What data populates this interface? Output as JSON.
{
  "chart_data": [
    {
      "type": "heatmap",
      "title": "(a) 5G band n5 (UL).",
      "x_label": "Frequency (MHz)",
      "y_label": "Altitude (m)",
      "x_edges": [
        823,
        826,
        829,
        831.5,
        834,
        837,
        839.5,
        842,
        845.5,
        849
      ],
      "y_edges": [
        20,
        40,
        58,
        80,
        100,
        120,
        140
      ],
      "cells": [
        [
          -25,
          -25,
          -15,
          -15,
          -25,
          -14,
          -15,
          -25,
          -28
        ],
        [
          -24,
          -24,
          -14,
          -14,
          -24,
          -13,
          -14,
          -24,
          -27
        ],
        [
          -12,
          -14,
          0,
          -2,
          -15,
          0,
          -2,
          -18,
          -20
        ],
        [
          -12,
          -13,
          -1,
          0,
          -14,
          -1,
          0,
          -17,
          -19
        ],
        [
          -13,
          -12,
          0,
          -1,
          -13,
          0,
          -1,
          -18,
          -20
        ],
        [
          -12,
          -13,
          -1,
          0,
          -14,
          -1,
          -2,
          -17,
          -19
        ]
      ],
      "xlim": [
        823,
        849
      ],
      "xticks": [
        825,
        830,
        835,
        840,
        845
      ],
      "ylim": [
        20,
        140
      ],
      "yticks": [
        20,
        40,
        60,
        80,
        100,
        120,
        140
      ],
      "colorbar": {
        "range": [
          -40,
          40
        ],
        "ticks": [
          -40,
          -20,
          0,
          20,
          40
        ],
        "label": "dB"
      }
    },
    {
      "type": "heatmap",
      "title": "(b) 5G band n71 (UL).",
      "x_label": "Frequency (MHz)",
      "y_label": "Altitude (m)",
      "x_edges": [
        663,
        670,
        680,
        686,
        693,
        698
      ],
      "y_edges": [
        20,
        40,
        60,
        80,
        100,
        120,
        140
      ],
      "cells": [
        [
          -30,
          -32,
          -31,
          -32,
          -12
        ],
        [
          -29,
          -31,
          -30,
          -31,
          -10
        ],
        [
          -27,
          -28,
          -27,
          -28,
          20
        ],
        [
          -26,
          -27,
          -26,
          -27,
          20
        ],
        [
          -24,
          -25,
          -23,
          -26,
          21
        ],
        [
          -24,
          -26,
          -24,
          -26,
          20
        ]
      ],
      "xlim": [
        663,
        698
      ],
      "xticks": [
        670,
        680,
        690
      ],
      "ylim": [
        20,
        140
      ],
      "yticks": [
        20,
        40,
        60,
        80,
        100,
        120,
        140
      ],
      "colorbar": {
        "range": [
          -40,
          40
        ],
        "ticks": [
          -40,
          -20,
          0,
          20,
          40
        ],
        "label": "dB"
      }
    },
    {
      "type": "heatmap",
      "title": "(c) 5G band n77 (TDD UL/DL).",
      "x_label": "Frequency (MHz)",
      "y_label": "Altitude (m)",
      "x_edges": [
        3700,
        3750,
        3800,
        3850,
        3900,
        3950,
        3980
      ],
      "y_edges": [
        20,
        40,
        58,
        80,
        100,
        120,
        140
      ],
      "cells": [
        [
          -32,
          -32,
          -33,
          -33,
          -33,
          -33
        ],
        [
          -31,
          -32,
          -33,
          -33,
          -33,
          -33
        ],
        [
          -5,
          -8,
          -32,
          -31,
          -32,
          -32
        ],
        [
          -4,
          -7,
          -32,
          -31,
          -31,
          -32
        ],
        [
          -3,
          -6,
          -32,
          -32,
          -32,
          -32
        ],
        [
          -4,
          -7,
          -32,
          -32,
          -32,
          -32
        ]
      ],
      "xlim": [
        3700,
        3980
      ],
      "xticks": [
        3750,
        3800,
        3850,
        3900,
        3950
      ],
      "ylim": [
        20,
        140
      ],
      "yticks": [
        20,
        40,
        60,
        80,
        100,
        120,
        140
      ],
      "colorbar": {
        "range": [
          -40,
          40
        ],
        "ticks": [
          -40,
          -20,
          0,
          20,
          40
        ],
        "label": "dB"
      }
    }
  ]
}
◆ ◆ ◆
Task brief: Say how many lines above contain the string "band". Answer with the number only.

Full output: 3